══ Extracted data ══

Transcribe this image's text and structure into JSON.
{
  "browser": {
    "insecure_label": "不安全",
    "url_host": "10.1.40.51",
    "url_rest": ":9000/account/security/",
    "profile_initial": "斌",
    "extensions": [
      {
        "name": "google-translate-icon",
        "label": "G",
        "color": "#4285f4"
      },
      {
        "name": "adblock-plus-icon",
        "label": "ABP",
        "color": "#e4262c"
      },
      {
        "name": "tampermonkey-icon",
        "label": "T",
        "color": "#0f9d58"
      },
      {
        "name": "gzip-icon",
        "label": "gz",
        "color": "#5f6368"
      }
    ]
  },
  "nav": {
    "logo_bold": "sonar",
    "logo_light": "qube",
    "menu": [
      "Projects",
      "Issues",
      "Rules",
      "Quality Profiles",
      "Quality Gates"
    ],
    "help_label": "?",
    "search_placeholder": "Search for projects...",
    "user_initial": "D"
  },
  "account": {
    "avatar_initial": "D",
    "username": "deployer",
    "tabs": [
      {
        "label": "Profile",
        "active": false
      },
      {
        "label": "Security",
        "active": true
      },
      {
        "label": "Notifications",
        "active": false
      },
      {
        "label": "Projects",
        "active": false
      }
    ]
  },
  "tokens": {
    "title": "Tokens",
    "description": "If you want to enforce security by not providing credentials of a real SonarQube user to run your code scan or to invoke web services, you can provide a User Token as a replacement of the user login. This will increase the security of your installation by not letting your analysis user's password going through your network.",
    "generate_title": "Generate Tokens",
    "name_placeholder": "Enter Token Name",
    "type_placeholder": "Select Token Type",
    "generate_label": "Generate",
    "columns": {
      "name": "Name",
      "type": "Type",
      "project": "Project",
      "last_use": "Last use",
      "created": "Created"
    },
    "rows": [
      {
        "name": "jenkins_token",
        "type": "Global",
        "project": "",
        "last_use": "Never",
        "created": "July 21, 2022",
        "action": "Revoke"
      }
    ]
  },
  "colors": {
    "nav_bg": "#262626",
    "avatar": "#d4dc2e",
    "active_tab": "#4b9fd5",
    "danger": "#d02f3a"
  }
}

═══

Your objective: Emit the records above again, exactly, with no line skipped.

In response:
Transcribe this image's text and structure into JSON.
{
  "browser": {
    "insecure_label": "不安全",
    "url_host": "10.1.40.51",
    "url_rest": ":9000/account/security/",
    "profile_initial": "斌",
    "extensions": [
      {
        "name": "google-translate-icon",
        "label": "G",
        "color": "#4285f4"
      },
      {
        "name": "adblock-plus-icon",
        "label": "ABP",
        "color": "#e4262c"
      },
      {
        "name": "tampermonkey-icon",
        "label": "T",
        "color": "#0f9d58"
      },
      {
        "name": "gzip-icon",
        "label": "gz",
        "color": "#5f6368"
      }
    ]
  },
  "nav": {
    "logo_bold": "sonar",
    "logo_light": "qube",
    "menu": [
      "Projects",
      "Issues",
      "Rules",
      "Quality Profiles",
      "Quality Gates"
    ],
    "help_label": "?",
    "search_placeholder": "Search for projects...",
    "user_initial": "D"
  },
  "account": {
    "avatar_initial": "D",
    "username": "deployer",
    "tabs": [
      {
        "label": "Profile",
        "active": false
      },
      {
        "label": "Security",
        "active": true
      },
      {
        "label": "Notifications",
        "active": false
      },
      {
        "label": "Projects",
        "active": false
      }
    ]
  },
  "tokens": {
    "title": "Tokens",
    "description": "If you want to enforce security by not providing credentials of a real SonarQube user to run your code scan or to invoke web services, you can provide a User Token as a replacement of the user login. This will increase the security of your installation by not letting your analysis user's password going through your network.",
    "generate_title": "Generate Tokens",
    "name_placeholder": "Enter Token Name",
    "type_placeholder": "Select Token Type",
    "generate_label": "Generate",
    "columns": {
      "name": "Name",
      "type": "Type",
      "project": "Project",
      "last_use": "Last use",
      "created": "Created"
    },
    "rows": [
      {
        "name": "jenkins_token",
        "type": "Global",
        "project": "",
        "last_use": "Never",
        "created": "July 21, 2022",
        "action": "Revoke"
      }
    ]
  },
  "colors": {
    "nav_bg": "#262626",
    "avatar": "#d4dc2e",
    "active_tab": "#4b9fd5",
    "danger": "#d02f3a"
  }
}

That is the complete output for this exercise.